Record excerpts:
┌──
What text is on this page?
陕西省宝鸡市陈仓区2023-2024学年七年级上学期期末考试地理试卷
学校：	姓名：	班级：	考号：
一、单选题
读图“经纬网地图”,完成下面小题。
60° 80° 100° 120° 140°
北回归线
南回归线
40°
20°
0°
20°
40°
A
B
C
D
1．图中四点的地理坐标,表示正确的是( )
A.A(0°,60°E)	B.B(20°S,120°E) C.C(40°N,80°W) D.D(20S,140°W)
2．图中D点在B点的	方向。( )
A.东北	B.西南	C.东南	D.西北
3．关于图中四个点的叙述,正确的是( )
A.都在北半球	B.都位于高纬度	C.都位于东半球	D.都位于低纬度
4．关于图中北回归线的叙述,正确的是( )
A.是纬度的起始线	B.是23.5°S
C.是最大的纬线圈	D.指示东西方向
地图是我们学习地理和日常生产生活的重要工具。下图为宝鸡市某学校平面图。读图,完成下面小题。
└──
Aim: Copy all the lines, exactly.

The result:
What text is on this page?
陕西省宝鸡市陈仓区2023-2024学年七年级上学期期末考试地理试卷
学校：	姓名：	班级：	考号：
一、单选题
读图“经纬网地图”,完成下面小题。
60° 80° 100° 120° 140°
北回归线
南回归线
40°
20°
0°
20°
40°
A
B
C
D
1．图中四点的地理坐标,表示正确的是( )
A.A(0°,60°E)	B.B(20°S,120°E) C.C(40°N,80°W) D.D(20S,140°W)
2．图中D点在B点的	方向。( )
A.东北	B.西南	C.东南	D.西北
3．关于图中四个点的叙述,正确的是( )
A.都在北半球	B.都位于高纬度	C.都位于东半球	D.都位于低纬度
4．关于图中北回归线的叙述,正确的是( )
A.是纬度的起始线	B.是23.5°S
C.是最大的纬线圈	D.指示东西方向
地图是我们学习地理和日常生产生活的重要工具。下图为宝鸡市某学校平面图。读图,完成下面小题。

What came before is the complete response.